▸ INFORMATION GIVEN:
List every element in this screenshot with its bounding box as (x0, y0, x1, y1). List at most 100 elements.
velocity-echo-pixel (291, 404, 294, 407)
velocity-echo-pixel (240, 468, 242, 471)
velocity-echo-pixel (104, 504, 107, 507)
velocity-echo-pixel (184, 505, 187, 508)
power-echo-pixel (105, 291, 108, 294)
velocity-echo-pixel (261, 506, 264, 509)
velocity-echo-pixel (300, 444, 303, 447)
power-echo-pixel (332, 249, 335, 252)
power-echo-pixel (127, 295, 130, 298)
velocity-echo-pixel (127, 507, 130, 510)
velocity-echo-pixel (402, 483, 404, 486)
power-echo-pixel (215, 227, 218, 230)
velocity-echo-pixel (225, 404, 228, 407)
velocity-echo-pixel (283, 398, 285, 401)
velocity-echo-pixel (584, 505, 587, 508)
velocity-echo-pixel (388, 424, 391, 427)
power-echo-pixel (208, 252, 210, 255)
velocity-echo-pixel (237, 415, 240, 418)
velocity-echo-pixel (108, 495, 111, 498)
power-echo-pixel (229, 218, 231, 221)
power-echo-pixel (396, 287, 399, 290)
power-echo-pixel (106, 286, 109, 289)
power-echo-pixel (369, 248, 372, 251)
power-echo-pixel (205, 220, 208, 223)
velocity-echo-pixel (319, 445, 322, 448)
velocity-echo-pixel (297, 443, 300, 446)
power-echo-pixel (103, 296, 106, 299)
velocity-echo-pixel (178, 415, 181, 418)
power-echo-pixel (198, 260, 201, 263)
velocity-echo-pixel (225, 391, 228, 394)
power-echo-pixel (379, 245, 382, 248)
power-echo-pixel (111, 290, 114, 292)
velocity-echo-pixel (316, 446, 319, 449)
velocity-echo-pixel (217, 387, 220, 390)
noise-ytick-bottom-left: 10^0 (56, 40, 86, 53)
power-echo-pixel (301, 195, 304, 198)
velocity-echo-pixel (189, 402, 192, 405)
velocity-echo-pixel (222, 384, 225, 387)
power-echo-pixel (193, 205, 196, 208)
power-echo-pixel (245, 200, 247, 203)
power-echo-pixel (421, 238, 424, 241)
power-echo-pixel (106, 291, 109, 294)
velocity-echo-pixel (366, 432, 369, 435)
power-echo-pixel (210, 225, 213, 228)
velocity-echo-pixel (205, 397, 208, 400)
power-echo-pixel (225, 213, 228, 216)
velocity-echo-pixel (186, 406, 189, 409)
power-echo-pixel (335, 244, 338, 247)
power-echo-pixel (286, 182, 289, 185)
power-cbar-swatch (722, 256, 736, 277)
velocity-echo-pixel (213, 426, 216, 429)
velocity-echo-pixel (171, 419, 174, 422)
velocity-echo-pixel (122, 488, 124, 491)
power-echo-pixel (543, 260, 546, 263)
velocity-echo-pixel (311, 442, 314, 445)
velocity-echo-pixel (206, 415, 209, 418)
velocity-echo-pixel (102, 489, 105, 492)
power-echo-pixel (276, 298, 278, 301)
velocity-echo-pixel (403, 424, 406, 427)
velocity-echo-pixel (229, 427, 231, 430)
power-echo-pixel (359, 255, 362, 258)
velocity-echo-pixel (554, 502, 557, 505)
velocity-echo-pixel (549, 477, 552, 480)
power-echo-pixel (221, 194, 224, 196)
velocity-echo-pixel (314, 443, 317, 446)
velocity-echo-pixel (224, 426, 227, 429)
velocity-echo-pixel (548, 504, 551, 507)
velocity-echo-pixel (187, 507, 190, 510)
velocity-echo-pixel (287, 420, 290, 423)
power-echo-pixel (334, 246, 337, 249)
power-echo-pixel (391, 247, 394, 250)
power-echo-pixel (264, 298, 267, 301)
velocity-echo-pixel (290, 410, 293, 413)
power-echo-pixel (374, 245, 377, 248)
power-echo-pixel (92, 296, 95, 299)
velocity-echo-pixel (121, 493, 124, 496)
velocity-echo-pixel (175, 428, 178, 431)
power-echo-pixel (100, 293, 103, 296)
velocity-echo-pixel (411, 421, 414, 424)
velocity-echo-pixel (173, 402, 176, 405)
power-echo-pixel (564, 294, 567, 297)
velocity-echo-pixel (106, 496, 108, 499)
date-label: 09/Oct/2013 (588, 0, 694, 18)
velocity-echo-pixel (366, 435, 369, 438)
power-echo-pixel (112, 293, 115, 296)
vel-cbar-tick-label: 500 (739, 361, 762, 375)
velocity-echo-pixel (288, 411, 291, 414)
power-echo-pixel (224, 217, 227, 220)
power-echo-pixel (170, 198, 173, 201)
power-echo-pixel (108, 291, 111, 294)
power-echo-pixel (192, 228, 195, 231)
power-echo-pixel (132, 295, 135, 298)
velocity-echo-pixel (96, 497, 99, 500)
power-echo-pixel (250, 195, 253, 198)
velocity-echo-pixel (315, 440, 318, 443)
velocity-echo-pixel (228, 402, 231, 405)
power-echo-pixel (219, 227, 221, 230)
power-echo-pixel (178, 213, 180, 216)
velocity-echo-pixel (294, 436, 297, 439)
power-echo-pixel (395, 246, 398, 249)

▸ WHAT IS BEING ASKED:
Copy every line of the records above word for word, without changing anything.

▸ RESPONSE:
List every element in this screenshot with its bounding box as (x0, y0, x1, y1). List at most 100 elements.
velocity-echo-pixel (291, 404, 294, 407)
velocity-echo-pixel (240, 468, 242, 471)
velocity-echo-pixel (104, 504, 107, 507)
velocity-echo-pixel (184, 505, 187, 508)
power-echo-pixel (105, 291, 108, 294)
velocity-echo-pixel (261, 506, 264, 509)
velocity-echo-pixel (300, 444, 303, 447)
power-echo-pixel (332, 249, 335, 252)
power-echo-pixel (127, 295, 130, 298)
velocity-echo-pixel (127, 507, 130, 510)
velocity-echo-pixel (402, 483, 404, 486)
power-echo-pixel (215, 227, 218, 230)
velocity-echo-pixel (225, 404, 228, 407)
velocity-echo-pixel (283, 398, 285, 401)
velocity-echo-pixel (584, 505, 587, 508)
velocity-echo-pixel (388, 424, 391, 427)
power-echo-pixel (208, 252, 210, 255)
velocity-echo-pixel (237, 415, 240, 418)
velocity-echo-pixel (108, 495, 111, 498)
power-echo-pixel (229, 218, 231, 221)
power-echo-pixel (396, 287, 399, 290)
power-echo-pixel (106, 286, 109, 289)
power-echo-pixel (369, 248, 372, 251)
power-echo-pixel (205, 220, 208, 223)
velocity-echo-pixel (319, 445, 322, 448)
velocity-echo-pixel (297, 443, 300, 446)
power-echo-pixel (103, 296, 106, 299)
velocity-echo-pixel (178, 415, 181, 418)
power-echo-pixel (198, 260, 201, 263)
velocity-echo-pixel (225, 391, 228, 394)
power-echo-pixel (379, 245, 382, 248)
power-echo-pixel (111, 290, 114, 292)
velocity-echo-pixel (316, 446, 319, 449)
velocity-echo-pixel (217, 387, 220, 390)
noise-ytick-bottom-left: 10^0 (56, 40, 86, 53)
power-echo-pixel (301, 195, 304, 198)
velocity-echo-pixel (189, 402, 192, 405)
velocity-echo-pixel (222, 384, 225, 387)
power-echo-pixel (193, 205, 196, 208)
power-echo-pixel (245, 200, 247, 203)
power-echo-pixel (421, 238, 424, 241)
power-echo-pixel (106, 291, 109, 294)
velocity-echo-pixel (366, 432, 369, 435)
power-echo-pixel (210, 225, 213, 228)
velocity-echo-pixel (205, 397, 208, 400)
power-echo-pixel (225, 213, 228, 216)
velocity-echo-pixel (186, 406, 189, 409)
power-echo-pixel (335, 244, 338, 247)
power-echo-pixel (286, 182, 289, 185)
power-cbar-swatch (722, 256, 736, 277)
velocity-echo-pixel (213, 426, 216, 429)
velocity-echo-pixel (171, 419, 174, 422)
velocity-echo-pixel (122, 488, 124, 491)
power-echo-pixel (543, 260, 546, 263)
velocity-echo-pixel (311, 442, 314, 445)
velocity-echo-pixel (206, 415, 209, 418)
velocity-echo-pixel (102, 489, 105, 492)
power-echo-pixel (276, 298, 278, 301)
velocity-echo-pixel (403, 424, 406, 427)
velocity-echo-pixel (229, 427, 231, 430)
power-echo-pixel (359, 255, 362, 258)
velocity-echo-pixel (554, 502, 557, 505)
velocity-echo-pixel (549, 477, 552, 480)
power-echo-pixel (221, 194, 224, 196)
velocity-echo-pixel (314, 443, 317, 446)
velocity-echo-pixel (224, 426, 227, 429)
velocity-echo-pixel (548, 504, 551, 507)
velocity-echo-pixel (187, 507, 190, 510)
velocity-echo-pixel (287, 420, 290, 423)
power-echo-pixel (334, 246, 337, 249)
power-echo-pixel (391, 247, 394, 250)
power-echo-pixel (264, 298, 267, 301)
velocity-echo-pixel (290, 410, 293, 413)
power-echo-pixel (374, 245, 377, 248)
power-echo-pixel (92, 296, 95, 299)
velocity-echo-pixel (121, 493, 124, 496)
velocity-echo-pixel (175, 428, 178, 431)
power-echo-pixel (100, 293, 103, 296)
velocity-echo-pixel (411, 421, 414, 424)
velocity-echo-pixel (173, 402, 176, 405)
power-echo-pixel (564, 294, 567, 297)
velocity-echo-pixel (106, 496, 108, 499)
date-label: 09/Oct/2013 (588, 0, 694, 18)
velocity-echo-pixel (366, 435, 369, 438)
power-echo-pixel (112, 293, 115, 296)
vel-cbar-tick-label: 500 (739, 361, 762, 375)
velocity-echo-pixel (288, 411, 291, 414)
power-echo-pixel (224, 217, 227, 220)
power-echo-pixel (170, 198, 173, 201)
power-echo-pixel (108, 291, 111, 294)
power-echo-pixel (192, 228, 195, 231)
power-echo-pixel (132, 295, 135, 298)
velocity-echo-pixel (96, 497, 99, 500)
power-echo-pixel (250, 195, 253, 198)
velocity-echo-pixel (315, 440, 318, 443)
velocity-echo-pixel (228, 402, 231, 405)
power-echo-pixel (219, 227, 221, 230)
power-echo-pixel (178, 213, 180, 216)
velocity-echo-pixel (294, 436, 297, 439)
power-echo-pixel (395, 246, 398, 249)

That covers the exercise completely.